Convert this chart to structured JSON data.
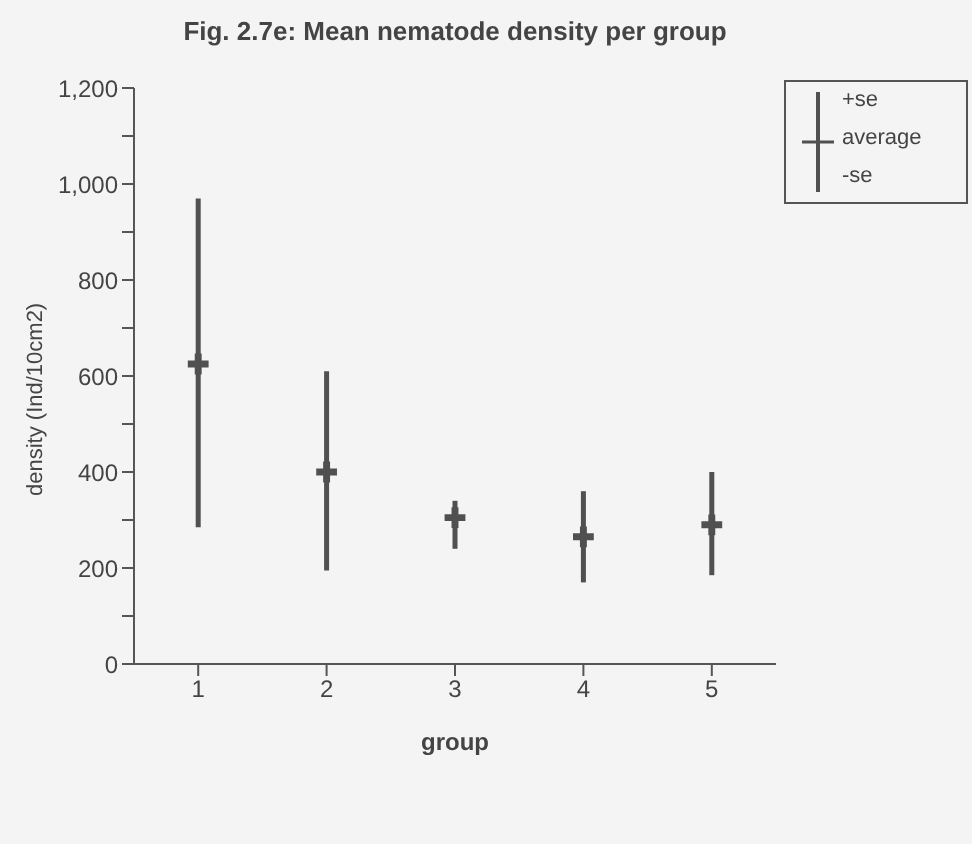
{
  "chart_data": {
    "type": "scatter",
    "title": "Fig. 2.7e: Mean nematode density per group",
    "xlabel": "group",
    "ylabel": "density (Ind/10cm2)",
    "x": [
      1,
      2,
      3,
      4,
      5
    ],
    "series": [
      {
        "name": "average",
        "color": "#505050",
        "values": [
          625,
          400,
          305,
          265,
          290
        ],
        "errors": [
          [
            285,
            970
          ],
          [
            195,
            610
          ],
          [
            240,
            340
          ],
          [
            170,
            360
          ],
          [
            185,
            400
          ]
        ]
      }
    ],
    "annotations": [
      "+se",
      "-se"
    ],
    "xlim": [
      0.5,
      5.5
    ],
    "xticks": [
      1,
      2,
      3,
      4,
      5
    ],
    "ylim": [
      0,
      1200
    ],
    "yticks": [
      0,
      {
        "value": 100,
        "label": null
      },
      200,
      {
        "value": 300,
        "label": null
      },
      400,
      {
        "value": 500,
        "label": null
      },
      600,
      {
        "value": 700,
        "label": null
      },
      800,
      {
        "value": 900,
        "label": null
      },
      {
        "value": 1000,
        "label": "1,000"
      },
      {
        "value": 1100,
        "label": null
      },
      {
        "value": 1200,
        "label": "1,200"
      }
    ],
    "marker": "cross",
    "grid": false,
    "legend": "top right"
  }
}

^^^^

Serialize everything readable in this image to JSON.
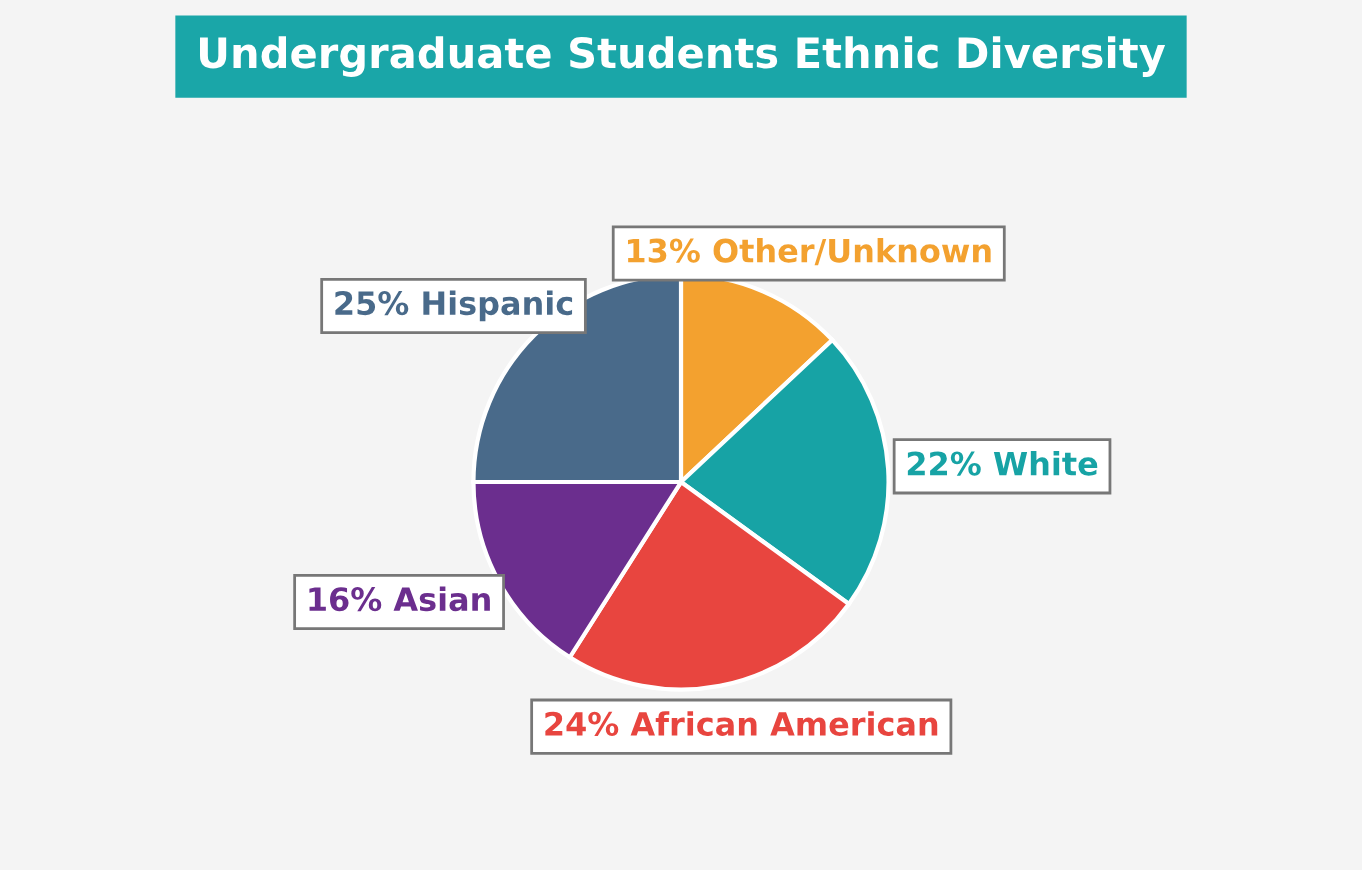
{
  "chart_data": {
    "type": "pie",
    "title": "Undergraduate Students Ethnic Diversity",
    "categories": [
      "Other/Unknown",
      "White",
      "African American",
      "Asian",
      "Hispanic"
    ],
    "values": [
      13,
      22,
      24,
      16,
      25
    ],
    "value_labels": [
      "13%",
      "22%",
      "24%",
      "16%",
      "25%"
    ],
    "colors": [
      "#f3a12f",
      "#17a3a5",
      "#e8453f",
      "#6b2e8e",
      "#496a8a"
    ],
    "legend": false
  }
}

^^^^

Request.
Return each line with "this".

Completed exercise.
Convert this chart to structured JSON data.
Serialize everything readable in this image to JSON.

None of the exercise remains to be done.